=== Directions ===
Copy every line of the data below without changing a single character.

=== Extracted information ===
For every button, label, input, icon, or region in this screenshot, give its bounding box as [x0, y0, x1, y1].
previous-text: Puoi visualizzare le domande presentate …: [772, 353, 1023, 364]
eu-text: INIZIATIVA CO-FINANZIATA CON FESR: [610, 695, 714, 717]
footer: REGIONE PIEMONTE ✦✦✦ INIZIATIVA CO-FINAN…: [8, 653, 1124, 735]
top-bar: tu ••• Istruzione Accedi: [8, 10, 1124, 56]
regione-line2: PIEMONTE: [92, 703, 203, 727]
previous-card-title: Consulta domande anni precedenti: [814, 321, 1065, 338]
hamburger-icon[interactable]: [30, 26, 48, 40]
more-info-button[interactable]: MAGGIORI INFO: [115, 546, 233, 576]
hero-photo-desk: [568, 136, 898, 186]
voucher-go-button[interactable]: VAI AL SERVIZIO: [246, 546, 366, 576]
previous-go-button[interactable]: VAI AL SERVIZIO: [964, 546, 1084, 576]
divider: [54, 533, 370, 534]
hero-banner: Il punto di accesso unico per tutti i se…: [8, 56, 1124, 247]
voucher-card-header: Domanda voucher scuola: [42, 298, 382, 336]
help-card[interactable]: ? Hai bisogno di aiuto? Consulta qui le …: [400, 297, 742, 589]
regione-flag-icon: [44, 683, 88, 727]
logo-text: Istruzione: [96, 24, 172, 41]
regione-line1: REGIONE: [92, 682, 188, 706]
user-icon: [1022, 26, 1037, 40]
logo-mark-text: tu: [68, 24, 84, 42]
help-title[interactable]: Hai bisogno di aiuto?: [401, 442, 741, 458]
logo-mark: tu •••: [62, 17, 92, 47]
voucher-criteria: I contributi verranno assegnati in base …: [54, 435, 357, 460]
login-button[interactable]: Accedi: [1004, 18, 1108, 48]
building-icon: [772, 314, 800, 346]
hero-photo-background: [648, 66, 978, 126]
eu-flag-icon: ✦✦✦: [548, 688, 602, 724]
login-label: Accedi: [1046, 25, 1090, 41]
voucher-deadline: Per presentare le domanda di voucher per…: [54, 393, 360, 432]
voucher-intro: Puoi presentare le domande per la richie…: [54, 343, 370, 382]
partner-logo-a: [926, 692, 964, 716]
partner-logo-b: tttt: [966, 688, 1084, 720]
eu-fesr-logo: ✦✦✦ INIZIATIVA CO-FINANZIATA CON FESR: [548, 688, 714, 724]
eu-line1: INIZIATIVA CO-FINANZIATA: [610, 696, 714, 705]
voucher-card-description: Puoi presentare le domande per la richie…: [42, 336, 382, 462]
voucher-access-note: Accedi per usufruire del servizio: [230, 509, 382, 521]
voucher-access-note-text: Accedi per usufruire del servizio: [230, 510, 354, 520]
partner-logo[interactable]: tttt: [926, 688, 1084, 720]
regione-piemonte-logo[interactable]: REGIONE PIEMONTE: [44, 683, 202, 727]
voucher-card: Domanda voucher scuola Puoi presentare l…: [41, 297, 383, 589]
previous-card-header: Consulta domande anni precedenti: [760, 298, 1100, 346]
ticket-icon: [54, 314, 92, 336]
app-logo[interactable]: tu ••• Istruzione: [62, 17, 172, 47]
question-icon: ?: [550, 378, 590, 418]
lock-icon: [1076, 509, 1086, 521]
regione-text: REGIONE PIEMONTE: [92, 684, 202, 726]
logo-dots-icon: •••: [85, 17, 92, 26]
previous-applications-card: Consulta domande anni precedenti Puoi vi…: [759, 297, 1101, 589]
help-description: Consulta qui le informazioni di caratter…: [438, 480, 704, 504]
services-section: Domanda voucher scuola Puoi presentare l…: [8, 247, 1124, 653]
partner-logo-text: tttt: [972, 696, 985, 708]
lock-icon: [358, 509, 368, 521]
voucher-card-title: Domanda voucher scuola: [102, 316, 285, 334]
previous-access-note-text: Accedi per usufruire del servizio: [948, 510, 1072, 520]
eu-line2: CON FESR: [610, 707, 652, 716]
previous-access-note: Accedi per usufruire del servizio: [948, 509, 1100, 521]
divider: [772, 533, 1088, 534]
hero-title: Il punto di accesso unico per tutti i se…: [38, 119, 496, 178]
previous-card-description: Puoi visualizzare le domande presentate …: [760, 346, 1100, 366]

=== Result for this task ===
For every button, label, input, icon, or region in this screenshot, give its bounding box as [x0, y0, x1, y1].
previous-text: Puoi visualizzare le domande presentate …: [772, 353, 1023, 364]
eu-text: INIZIATIVA CO-FINANZIATA CON FESR: [610, 695, 714, 717]
footer: REGIONE PIEMONTE ✦✦✦ INIZIATIVA CO-FINAN…: [8, 653, 1124, 735]
top-bar: tu ••• Istruzione Accedi: [8, 10, 1124, 56]
regione-line2: PIEMONTE: [92, 703, 203, 727]
previous-card-title: Consulta domande anni precedenti: [814, 321, 1065, 338]
hamburger-icon[interactable]: [30, 26, 48, 40]
more-info-button[interactable]: MAGGIORI INFO: [115, 546, 233, 576]
hero-photo-desk: [568, 136, 898, 186]
voucher-go-button[interactable]: VAI AL SERVIZIO: [246, 546, 366, 576]
previous-go-button[interactable]: VAI AL SERVIZIO: [964, 546, 1084, 576]
divider: [54, 533, 370, 534]
hero-banner: Il punto di accesso unico per tutti i se…: [8, 56, 1124, 247]
voucher-card-header: Domanda voucher scuola: [42, 298, 382, 336]
help-card[interactable]: ? Hai bisogno di aiuto? Consulta qui le …: [400, 297, 742, 589]
regione-flag-icon: [44, 683, 88, 727]
logo-text: Istruzione: [96, 24, 172, 41]
regione-line1: REGIONE: [92, 682, 188, 706]
user-icon: [1022, 26, 1037, 40]
logo-mark-text: tu: [68, 24, 84, 42]
help-title[interactable]: Hai bisogno di aiuto?: [401, 442, 741, 458]
logo-mark: tu •••: [62, 17, 92, 47]
voucher-criteria: I contributi verranno assegnati in base …: [54, 435, 357, 460]
login-button[interactable]: Accedi: [1004, 18, 1108, 48]
building-icon: [772, 314, 800, 346]
hero-photo-background: [648, 66, 978, 126]
eu-flag-icon: ✦✦✦: [548, 688, 602, 724]
login-label: Accedi: [1046, 25, 1090, 41]
voucher-deadline: Per presentare le domanda di voucher per…: [54, 393, 360, 432]
voucher-intro: Puoi presentare le domande per la richie…: [54, 343, 370, 382]
partner-logo-a: [926, 692, 964, 716]
partner-logo-b: tttt: [966, 688, 1084, 720]
eu-fesr-logo: ✦✦✦ INIZIATIVA CO-FINANZIATA CON FESR: [548, 688, 714, 724]
eu-line1: INIZIATIVA CO-FINANZIATA: [610, 696, 714, 705]
voucher-card-description: Puoi presentare le domande per la richie…: [42, 336, 382, 462]
voucher-access-note: Accedi per usufruire del servizio: [230, 509, 382, 521]
voucher-access-note-text: Accedi per usufruire del servizio: [230, 510, 354, 520]
partner-logo[interactable]: tttt: [926, 688, 1084, 720]
regione-piemonte-logo[interactable]: REGIONE PIEMONTE: [44, 683, 202, 727]
voucher-card: Domanda voucher scuola Puoi presentare l…: [41, 297, 383, 589]
previous-card-header: Consulta domande anni precedenti: [760, 298, 1100, 346]
ticket-icon: [54, 314, 92, 336]
app-logo[interactable]: tu ••• Istruzione: [62, 17, 172, 47]
question-icon: ?: [550, 378, 590, 418]
lock-icon: [1076, 509, 1086, 521]
regione-text: REGIONE PIEMONTE: [92, 684, 202, 726]
logo-dots-icon: •••: [85, 17, 92, 26]
previous-applications-card: Consulta domande anni precedenti Puoi vi…: [759, 297, 1101, 589]
help-description: Consulta qui le informazioni di caratter…: [438, 480, 704, 504]
services-section: Domanda voucher scuola Puoi presentare l…: [8, 247, 1124, 653]
partner-logo-text: tttt: [972, 696, 985, 708]
lock-icon: [358, 509, 368, 521]
voucher-card-title: Domanda voucher scuola: [102, 316, 285, 334]
previous-access-note-text: Accedi per usufruire del servizio: [948, 510, 1072, 520]
eu-line2: CON FESR: [610, 707, 652, 716]
previous-access-note: Accedi per usufruire del servizio: [948, 509, 1100, 521]
divider: [772, 533, 1088, 534]
hero-title: Il punto di accesso unico per tutti i se…: [38, 119, 496, 178]
previous-card-description: Puoi visualizzare le domande presentate …: [760, 346, 1100, 366]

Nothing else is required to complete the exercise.